▶ **Data for this task**
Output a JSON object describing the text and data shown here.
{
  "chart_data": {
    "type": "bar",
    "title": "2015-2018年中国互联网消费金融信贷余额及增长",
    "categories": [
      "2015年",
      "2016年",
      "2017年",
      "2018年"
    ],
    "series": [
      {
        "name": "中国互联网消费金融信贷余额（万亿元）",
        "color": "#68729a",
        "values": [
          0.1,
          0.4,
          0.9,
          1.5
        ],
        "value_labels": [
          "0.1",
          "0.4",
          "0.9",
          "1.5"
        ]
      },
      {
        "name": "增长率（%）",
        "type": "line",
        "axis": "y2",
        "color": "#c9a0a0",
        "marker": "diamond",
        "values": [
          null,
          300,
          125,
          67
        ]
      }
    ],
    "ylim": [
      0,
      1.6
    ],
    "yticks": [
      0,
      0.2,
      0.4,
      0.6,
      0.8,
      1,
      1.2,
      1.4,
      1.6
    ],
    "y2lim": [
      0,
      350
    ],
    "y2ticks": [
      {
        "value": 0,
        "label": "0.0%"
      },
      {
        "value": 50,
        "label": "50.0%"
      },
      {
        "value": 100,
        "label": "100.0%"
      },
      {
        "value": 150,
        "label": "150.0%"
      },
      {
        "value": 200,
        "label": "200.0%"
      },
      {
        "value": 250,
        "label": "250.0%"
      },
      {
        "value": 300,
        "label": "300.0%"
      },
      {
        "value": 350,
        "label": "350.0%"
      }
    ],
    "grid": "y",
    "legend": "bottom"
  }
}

▶ **Exercise details**
Would you write down every record again, exactly?

▶ **Task answer**
Output a JSON object describing the text and data shown here.
{
  "chart_data": {
    "type": "bar",
    "title": "2015-2018年中国互联网消费金融信贷余额及增长",
    "categories": [
      "2015年",
      "2016年",
      "2017年",
      "2018年"
    ],
    "series": [
      {
        "name": "中国互联网消费金融信贷余额（万亿元）",
        "color": "#68729a",
        "values": [
          0.1,
          0.4,
          0.9,
          1.5
        ],
        "value_labels": [
          "0.1",
          "0.4",
          "0.9",
          "1.5"
        ]
      },
      {
        "name": "增长率（%）",
        "type": "line",
        "axis": "y2",
        "color": "#c9a0a0",
        "marker": "diamond",
        "values": [
          null,
          300,
          125,
          67
        ]
      }
    ],
    "ylim": [
      0,
      1.6
    ],
    "yticks": [
      0,
      0.2,
      0.4,
      0.6,
      0.8,
      1,
      1.2,
      1.4,
      1.6
    ],
    "y2lim": [
      0,
      350
    ],
    "y2ticks": [
      {
        "value": 0,
        "label": "0.0%"
      },
      {
        "value": 50,
        "label": "50.0%"
      },
      {
        "value": 100,
        "label": "100.0%"
      },
      {
        "value": 150,
        "label": "150.0%"
      },
      {
        "value": 200,
        "label": "200.0%"
      },
      {
        "value": 250,
        "label": "250.0%"
      },
      {
        "value": 300,
        "label": "300.0%"
      },
      {
        "value": 350,
        "label": "350.0%"
      }
    ],
    "grid": "y",
    "legend": "bottom"
  }
}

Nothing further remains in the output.